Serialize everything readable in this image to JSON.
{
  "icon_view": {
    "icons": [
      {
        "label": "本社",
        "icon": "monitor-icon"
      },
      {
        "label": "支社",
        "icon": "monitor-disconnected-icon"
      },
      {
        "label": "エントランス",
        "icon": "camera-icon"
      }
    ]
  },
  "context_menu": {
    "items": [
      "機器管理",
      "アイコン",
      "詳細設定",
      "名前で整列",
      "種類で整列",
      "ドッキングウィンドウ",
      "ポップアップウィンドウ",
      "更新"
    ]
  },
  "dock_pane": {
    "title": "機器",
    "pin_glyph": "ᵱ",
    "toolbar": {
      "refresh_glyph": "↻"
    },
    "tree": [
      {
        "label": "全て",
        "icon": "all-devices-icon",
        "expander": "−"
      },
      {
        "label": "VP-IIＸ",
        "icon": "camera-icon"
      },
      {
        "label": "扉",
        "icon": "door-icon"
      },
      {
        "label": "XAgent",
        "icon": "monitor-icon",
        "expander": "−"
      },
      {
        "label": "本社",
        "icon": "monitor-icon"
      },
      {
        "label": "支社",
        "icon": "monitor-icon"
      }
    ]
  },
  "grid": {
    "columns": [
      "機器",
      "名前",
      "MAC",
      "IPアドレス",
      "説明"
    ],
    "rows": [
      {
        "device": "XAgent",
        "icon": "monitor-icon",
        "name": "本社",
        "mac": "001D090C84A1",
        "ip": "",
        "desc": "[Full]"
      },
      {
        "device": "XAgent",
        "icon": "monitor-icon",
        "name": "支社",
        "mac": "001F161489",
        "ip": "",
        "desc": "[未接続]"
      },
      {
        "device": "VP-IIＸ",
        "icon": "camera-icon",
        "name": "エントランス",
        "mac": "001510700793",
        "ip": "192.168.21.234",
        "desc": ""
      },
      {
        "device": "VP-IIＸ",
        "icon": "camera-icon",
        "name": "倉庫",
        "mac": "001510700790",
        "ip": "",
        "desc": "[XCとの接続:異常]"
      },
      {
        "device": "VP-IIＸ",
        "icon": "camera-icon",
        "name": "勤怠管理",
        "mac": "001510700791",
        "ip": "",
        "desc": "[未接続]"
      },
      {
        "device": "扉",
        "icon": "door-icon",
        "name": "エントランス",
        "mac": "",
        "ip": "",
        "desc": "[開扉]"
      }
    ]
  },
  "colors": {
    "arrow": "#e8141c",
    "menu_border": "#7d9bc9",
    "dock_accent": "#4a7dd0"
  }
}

## [Aim of the exercise]
Count up every line above that has the word "label" in it; answer with the number alone.

## [The solution]
9